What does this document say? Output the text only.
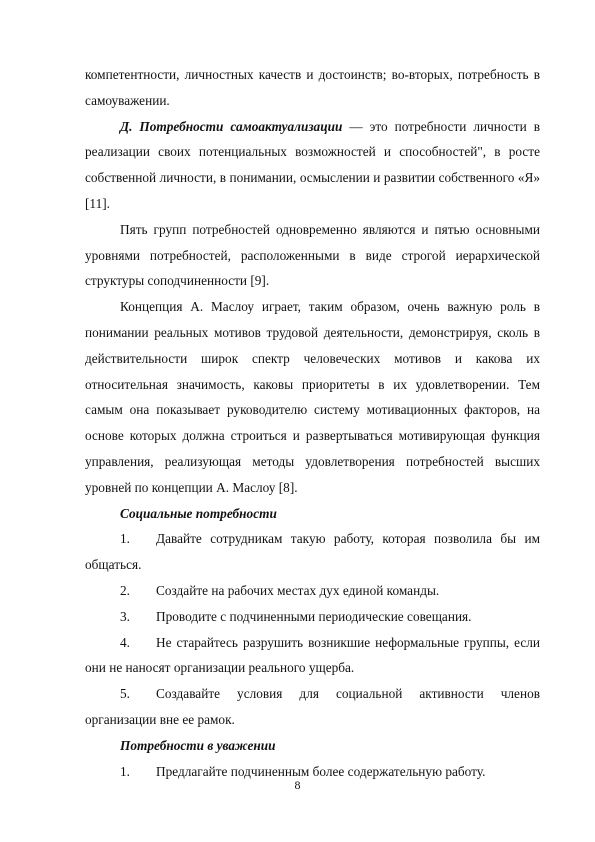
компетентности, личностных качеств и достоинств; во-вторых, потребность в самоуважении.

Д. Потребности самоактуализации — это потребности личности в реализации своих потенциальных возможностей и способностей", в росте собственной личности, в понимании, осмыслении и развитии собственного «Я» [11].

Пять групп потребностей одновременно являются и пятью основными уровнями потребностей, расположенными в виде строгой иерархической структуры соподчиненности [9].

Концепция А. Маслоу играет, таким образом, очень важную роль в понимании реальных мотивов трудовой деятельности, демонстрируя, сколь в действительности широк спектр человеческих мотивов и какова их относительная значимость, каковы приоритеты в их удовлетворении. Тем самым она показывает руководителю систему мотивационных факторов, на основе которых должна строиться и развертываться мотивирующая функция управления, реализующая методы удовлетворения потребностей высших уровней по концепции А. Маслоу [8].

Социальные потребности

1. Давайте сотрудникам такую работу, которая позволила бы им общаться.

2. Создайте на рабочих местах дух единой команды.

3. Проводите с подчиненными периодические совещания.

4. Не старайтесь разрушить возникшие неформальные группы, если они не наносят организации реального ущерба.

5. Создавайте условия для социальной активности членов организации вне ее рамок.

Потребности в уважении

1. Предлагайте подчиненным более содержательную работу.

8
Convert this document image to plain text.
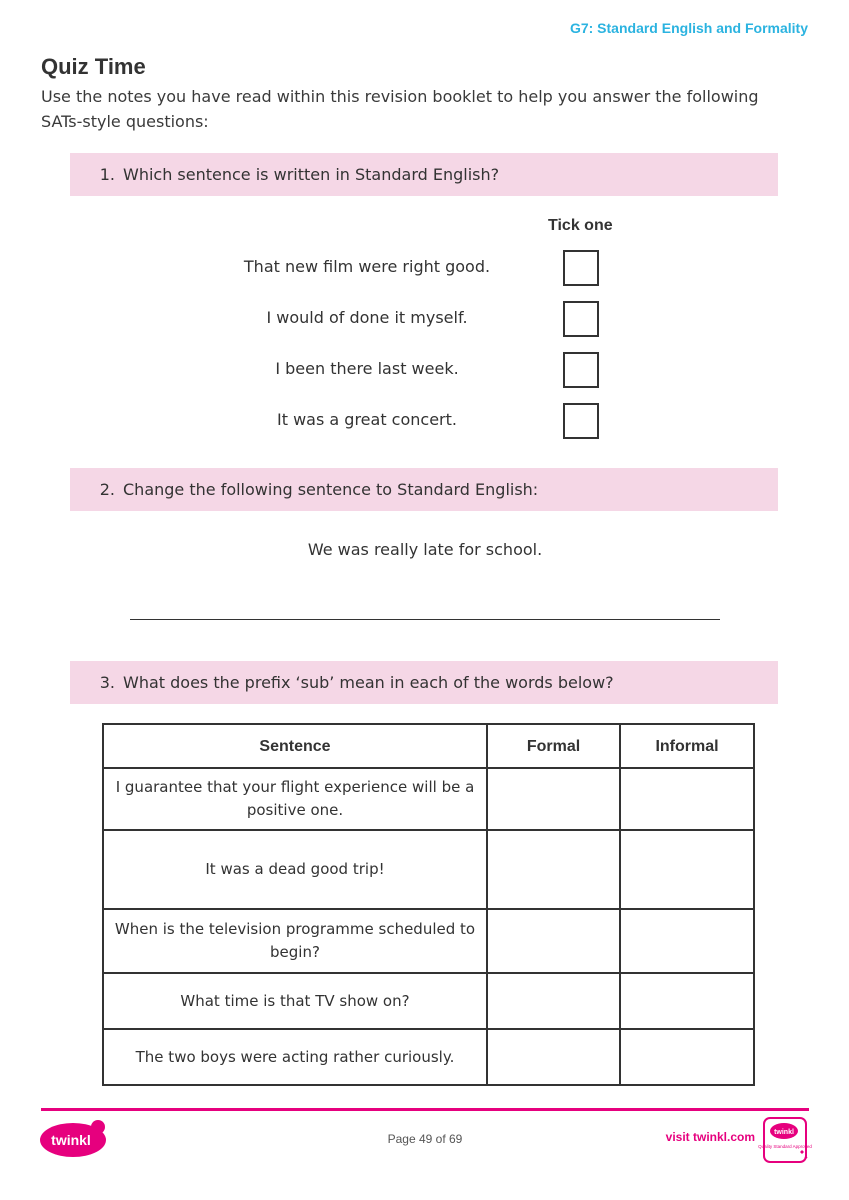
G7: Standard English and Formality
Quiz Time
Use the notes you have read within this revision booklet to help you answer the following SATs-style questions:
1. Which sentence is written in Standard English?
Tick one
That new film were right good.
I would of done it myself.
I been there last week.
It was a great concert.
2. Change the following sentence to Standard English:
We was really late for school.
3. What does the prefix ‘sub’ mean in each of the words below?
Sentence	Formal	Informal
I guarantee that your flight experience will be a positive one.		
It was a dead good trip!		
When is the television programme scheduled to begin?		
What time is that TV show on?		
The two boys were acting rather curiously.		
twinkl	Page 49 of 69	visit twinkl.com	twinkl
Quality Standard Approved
* * * * *
Transcribe the whole listing exactly. Pictures stay out of your copy.

What does this document say? Output the text only.
компетентности, личностных качеств и достоинств; во-вторых, потребность в самоуважении.

Д. Потребности самоактуализации — это потребности личности в реализации своих потенциальных возможностей и способностей", в росте собственной личности, в понимании, осмыслении и развитии собственного «Я» [11].

Пять групп потребностей одновременно являются и пятью основными уровнями потребностей, расположенными в виде строгой иерархической структуры соподчиненности [9].

Концепция А. Маслоу играет, таким образом, очень важную роль в понимании реальных мотивов трудовой деятельности, демонстрируя, сколь в действительности широк спектр человеческих мотивов и какова их относительная значимость, каковы приоритеты в их удовлетворении. Тем самым она показывает руководителю систему мотивационных факторов, на основе которых должна строиться и развертываться мотивирующая функция управления, реализующая методы удовлетворения потребностей высших уровней по концепции А. Маслоу [8].

Социальные потребности

1. Давайте сотрудникам такую работу, которая позволила бы им общаться.

2. Создайте на рабочих местах дух единой команды.

3. Проводите с подчиненными периодические совещания.

4. Не старайтесь разрушить возникшие неформальные группы, если они не наносят организации реального ущерба.

5. Создавайте условия для социальной активности членов организации вне ее рамок.

Потребности в уважении

1. Предлагайте подчиненным более содержательную работу.

8
Convert this document image to plain text.
G7: Standard English and Formality
Quiz Time
Use the notes you have read within this revision booklet to help you answer the following SATs-style questions:
1. Which sentence is written in Standard English?
Tick one
That new film were right good.
I would of done it myself.
I been there last week.
It was a great concert.
2. Change the following sentence to Standard English:
We was really late for school.
3. What does the prefix ‘sub’ mean in each of the words below?
Sentence	Formal	Informal
I guarantee that your flight experience will be a positive one.		
It was a dead good trip!		
When is the television programme scheduled to begin?		
What time is that TV show on?		
The two boys were acting rather curiously.		
twinkl	Page 49 of 69	visit twinkl.com	twinkl
Quality Standard Approved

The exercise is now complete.